→ **Input for this task**
....

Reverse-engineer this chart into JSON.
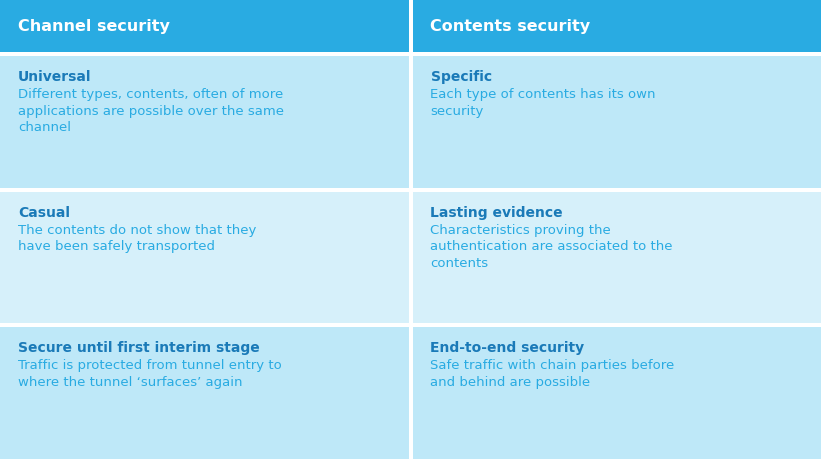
{
  "header_bg": "#29ABE2",
  "header_text_color": "#FFFFFF",
  "row_bgs": [
    "#BEE8F8",
    "#D6F0FA",
    "#BEE8F8"
  ],
  "bold_text_color": "#1A7AB8",
  "normal_text_color": "#29ABE2",
  "divider_color": "#FFFFFF",
  "headers": [
    "Channel security",
    "Contents security"
  ],
  "rows": [
    {
      "left_title": "Universal",
      "left_body": "Different types, contents, often of more\napplications are possible over the same\nchannel",
      "right_title": "Specific",
      "right_body": "Each type of contents has its own\nsecurity"
    },
    {
      "left_title": "Casual",
      "left_body": "The contents do not show that they\nhave been safely transported",
      "right_title": "Lasting evidence",
      "right_body": "Characteristics proving the\nauthentication are associated to the\ncontents"
    },
    {
      "left_title": "Secure until first interim stage",
      "left_body": "Traffic is protected from tunnel entry to\nwhere the tunnel ‘surfaces’ again",
      "right_title": "End-to-end security",
      "right_body": "Safe traffic with chain parties before\nand behind are possible"
    }
  ],
  "header_fontsize": 11.5,
  "title_fontsize": 10,
  "body_fontsize": 9.5,
  "fig_width": 8.21,
  "fig_height": 4.59,
  "dpi": 100
}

....

→ **Work instructions**
Restate the full listing verbatim and drop every picture.

→ **Output of the task**
Reverse-engineer this chart into JSON.
{
  "header_bg": "#29ABE2",
  "header_text_color": "#FFFFFF",
  "row_bgs": [
    "#BEE8F8",
    "#D6F0FA",
    "#BEE8F8"
  ],
  "bold_text_color": "#1A7AB8",
  "normal_text_color": "#29ABE2",
  "divider_color": "#FFFFFF",
  "headers": [
    "Channel security",
    "Contents security"
  ],
  "rows": [
    {
      "left_title": "Universal",
      "left_body": "Different types, contents, often of more\napplications are possible over the same\nchannel",
      "right_title": "Specific",
      "right_body": "Each type of contents has its own\nsecurity"
    },
    {
      "left_title": "Casual",
      "left_body": "The contents do not show that they\nhave been safely transported",
      "right_title": "Lasting evidence",
      "right_body": "Characteristics proving the\nauthentication are associated to the\ncontents"
    },
    {
      "left_title": "Secure until first interim stage",
      "left_body": "Traffic is protected from tunnel entry to\nwhere the tunnel ‘surfaces’ again",
      "right_title": "End-to-end security",
      "right_body": "Safe traffic with chain parties before\nand behind are possible"
    }
  ],
  "header_fontsize": 11.5,
  "title_fontsize": 10,
  "body_fontsize": 9.5,
  "fig_width": 8.21,
  "fig_height": 4.59,
  "dpi": 100
}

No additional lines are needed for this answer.